Fonte

Isto não significa dizer que no médio e longo prazo não se deva ter ações tranversais para mudanças efetivas, onde se inclui políticas de resgate de uma cultura de paz, moralidade objetiva, respeito às leis, que é onde entra a Educação, o Esporte e outras ações. Uma coisa não exclui a outra.

O Estado deve pensar em escolas, mas também em presídios, ora bolas. Collor sabe muito bem disso, não é um tolo ideológico colocando uma bandeira no cume das utopias. É muito inteligente e está bem longe disso.

Então, as críticas sinceras a Moro tem que ser nessa perspectiva: as ações agora propostas trarão bom resultados imediatos ou não? Que é incompleto - como diz Collor - claro que é. Pois, a mudança a qual o Brasil precisa - nesse estado de coisas que vivemos - é muito mais profunda. Nosso Código Penal é da década de 1940, por exemplo.

O senador sabe disso. Tanto que em seu discurso inicial colocou as medidas como pontos de partida. Claro que são!

Mas é da essencialidade destes pontos de partida que devemos pensar. Nossa legislação é branda com a bandidagem ou não? Precisamos de mecanismos mais duros para combater o crime organizado ou não? São respostas que precisam ser dadas, pois o problema é urgente. 

Não há pressão sobre o STF para impor - por exemplo - a prisão após julgamento em segunda instância, como diz Collor. Há sim uma proposta para que os condenados após segunda instância, diante de crimes hediondos cometidos, possam começar a cumprirem a pena, para que não tenhamos os inúmeros casos em que os criminosos são condenados e ao fim do julgamento voltam para casa no mesmo ônibus da vítima, digamos assim. Ou o caso de criminosos já julgados e condenados que continuam cometendo crimes por aí.

É uma situação que merece sim ser refletida. Coloquemos-nos no lugar da vítima.

Não há sequer generalização de pena, pois os qualificadores que podem atenuar ou agravar um crime estão previstos em lei. Ali se trata da execução penal, que é outra coisa. Se endurece para cima do criminoso em relação à pena que lhe é aplicada individualmente. Collor sabe muito bem disso.

Collor está preocupado com superlotação de prisões? Que se pense em resolver esse problema. Pois lugar de bandidos perigosos é na cadeia mesmo! Isso é diferente dos crimes de menor potencial ofensivo, para o qual já existem as penas alternativas e devem ser aplicadas.

É claro que cabe ao Estado garantir os princípios da dignidade humana nestes casos, mas o princípio da pena é punir quem escolheu delinquir.

Nomear facções criminosas - como também trata Collor - nada mais é do que reconhecer a realidade para poder lidarmos com ela. Ou vamos fingir que não existem e que não são mais perigosas que o bandido comum? Ora, se há essa estrutura no crime, ela precisa ser tratada como tal, inclusive sabendo do nível de periculosidade de seus membros e os tentáculos que existem.

Collor cobra ainda dessas medidas que elas pensem em fatores preventivos, como já dito aqui. Caro senador, esta tem sim que ser uma preocupação do governo, mas dentro de políticas tranversais que não excluem a ostensividade, a repressividade e a punição severa diante da realidade que vivemos.

Registros do conjunto
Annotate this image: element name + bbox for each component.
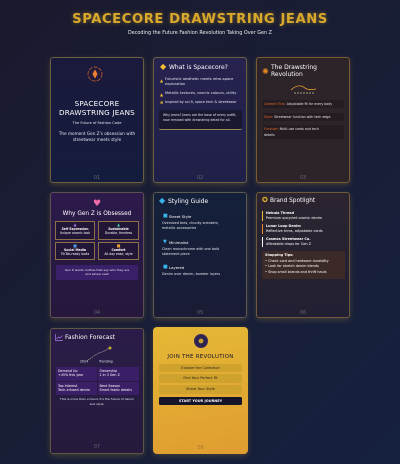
stat: sustainable: Sustainable [108,227,129,231]
stat: social media [55,242,95,260]
forecast: ownership: Ownership [100,369,117,373]
forecast note [60,397,134,406]
action: first: Explore the Collection [181,366,220,370]
heading: Why Gen Z is Obsessed [63,210,131,216]
brand: orbit: Reflective trims, adjustable cords [266,228,323,232]
stat: comfort: Comfort [111,248,126,252]
guide: minimal: Minimalist [169,240,188,245]
forecast: sustainability [56,382,97,395]
cover heading [59,98,135,117]
cover description: streetwear meets style [73,136,121,142]
feature: comfort [263,100,344,108]
stat: social media: ■ [73,243,77,248]
guide: street style [162,213,219,230]
subtitle: Decoding the Future Fashion Revolution Taking Over Gen Z [128,30,272,36]
page number: 06 [300,310,306,316]
guide: layered: Layered [169,265,184,270]
page number: 01 [94,175,100,181]
panel: join the revolution [153,327,248,454]
CTA heading: JOIN THE REVOLUTION [167,354,234,360]
cover heading: SPACECORE [75,98,119,108]
guide: layered [162,264,220,276]
trend line chart: Trending [98,360,113,364]
panel: cover [50,57,144,183]
brand: cosmos: Affordable drops for Gen Z [266,242,311,246]
shopping tips: Shopping Tips: [265,253,294,257]
forecast: ownership [98,367,138,381]
page number: 05 [197,310,203,316]
feature: style: Style: Streetwear function with tech edge [264,115,330,119]
panel: why gen z is obsessed [50,192,144,318]
brand: cosmos [262,236,346,246]
forecast: next: Next Season [100,384,120,388]
guide: minimal: Clean monochrome with one bold statement piece [162,246,219,256]
cover tagline: The Future of Fashion Code [73,121,121,125]
icon: heart: ♥ [93,199,101,209]
forecast: next [98,382,138,395]
icon: gear: ✺ [262,67,269,76]
stat: social media: Social Media [64,248,86,252]
feature: function: details [264,132,275,136]
stat: comfort: ■ [117,243,120,248]
forecast: growth [56,367,97,381]
bullet list: ▲ [160,92,163,96]
cover description: The moment Gen Z's obsession with [59,130,135,136]
forecast note: and style. [90,402,104,406]
panel: what is spacecore [153,57,247,183]
icon: award: ✪ [262,196,268,204]
stat: sustainable: Durable, timeless [105,231,132,235]
heading: Styling Guide [168,198,208,205]
callout: Why Jeans? Jeans are the base of every outfit, now remixed with drawstring detail for all. [163,113,236,122]
stat: comfort [98,242,139,260]
action: second [159,374,242,383]
callout [56,265,138,280]
forecast: ownership: 1 in 3 Gen Z [100,373,120,377]
forecast: growth: +45% this year [58,373,84,377]
callout [159,110,242,130]
icon: drawstring diagram [290,86,316,94]
bullet list [160,77,236,105]
action: first [159,364,242,372]
icon: palette: ◆ [159,196,165,205]
cover heading: DRAWSTRING JEANS [59,108,135,117]
brand: nebula [262,210,346,220]
heading: What is Spacecore? [169,64,228,71]
shopping tips: • Shop small brands and thrift hauls [265,270,326,274]
stat: self expression: ▲ [73,222,77,227]
stat: sustainable [98,221,139,240]
guide: street style: ■ [163,213,168,219]
feature: function: Function: Multi-use cords and tech [264,127,319,131]
action: second: Find Your Perfect Fit [183,376,218,380]
callout: and where next [85,272,109,276]
bullet list: Inspired by sci-fi, space tech & streetwear [165,100,236,104]
guide: layered: Denim over denim, bomber layers [162,272,220,276]
page number: 08 [197,445,204,451]
icon: chart [55,334,63,341]
shopping tips: • Look for stretch denim blends [265,264,319,268]
icon: rocket: ◆ [160,62,166,71]
heading: Brand Spotlight [270,198,315,204]
brand: nebula: Nebula Thread [266,210,294,214]
stat: self expression: Self Expression [62,227,88,231]
brand: orbit: Lunar Loop Denim [266,224,301,228]
panel: brand spotlight [256,192,350,318]
panel: drawstring revolution [256,57,350,183]
title: SPACECORE DRAWSTRING JEANS [72,12,328,26]
brand: cosmos: Cosmos Streetwear Co. [266,236,311,240]
bullet list: ✖ [160,100,163,105]
page number: 02 [197,175,203,181]
stat: social media: TikTok-ready looks [61,252,89,256]
guide: street style: Street Style [169,214,191,219]
shopping tips: • Check cord and hardware durability [265,259,329,263]
panel: styling guide [153,192,247,318]
trend line chart [80,346,113,364]
guide: minimal [162,239,219,256]
guide: street style: Oversized tees, chunky sneakers, metallic accessories [162,220,219,230]
feature: function [263,125,344,139]
forecast: next: Smart fabric details [100,388,132,392]
page number: 04 [94,310,100,316]
bullet list: ▲ [160,78,163,83]
icon: spacecore emblem [88,66,102,82]
cover description [58,130,135,142]
stat: self expression: Unique cosmic look [60,231,90,235]
guide: layered: ■ [163,264,168,270]
button [159,397,242,405]
feature: style [263,113,344,121]
bullet list: Futuristic aesthetic meets retro-space exploration [165,77,233,86]
brand: nebula: Premium upcycled cosmic denim [266,216,322,220]
shopping tips [262,251,345,279]
bullet list: Metallic textures, cosmic colours, utility [165,91,236,95]
icon: badge [194,334,208,348]
heading: The Drawstring Revolution [271,64,317,78]
button: START YOUR JOURNEY [179,399,222,403]
page number: 07 [94,444,100,450]
action: third [159,385,242,394]
page number: 03 [300,175,306,181]
trend line chart: 2024 [80,360,88,364]
forecast: sustainability: Top Interest [58,384,77,388]
stat: comfort: All-day ease, style [104,252,133,256]
panel: fashion forecast [50,328,144,454]
callout: Gen Z wants clothes that say who they are [65,268,129,272]
stat: sustainable: ▲ [117,222,120,227]
forecast: sustainability: Tech-infused denim [58,388,90,392]
brand: orbit [262,224,346,234]
heading: Fashion Forecast [65,334,115,340]
stat: self expression [55,221,95,240]
forecast note: This is more than a trend. It's the future of denim [60,397,134,401]
feature: comfort: Comfort First: Adjustable fit for every body [264,102,332,106]
action: third: Share Your Style [186,387,215,391]
forecast: growth: Demand Up [58,369,78,373]
guide: minimal: ▼ [163,239,167,245]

Enunciado 1
Com base na fonte, responda:
(a) De que década é o Código Penal brasileiro?
(b) Como o senador apresentou as medidas em seu discurso inicial?
(c) O que já existe para os crimes de menor potencial ofensivo?
Enunciado 2
Segundo a fonte, as políticas transversais não excluem certos elementos. Liste todos esses elementos.

Resolução 1
(a) Da década de 1940.
(b) Como pontos de partida.
(c) As penas alternativas.

Resolução 2
- A ostensividade
- A repressividade
- A punição severa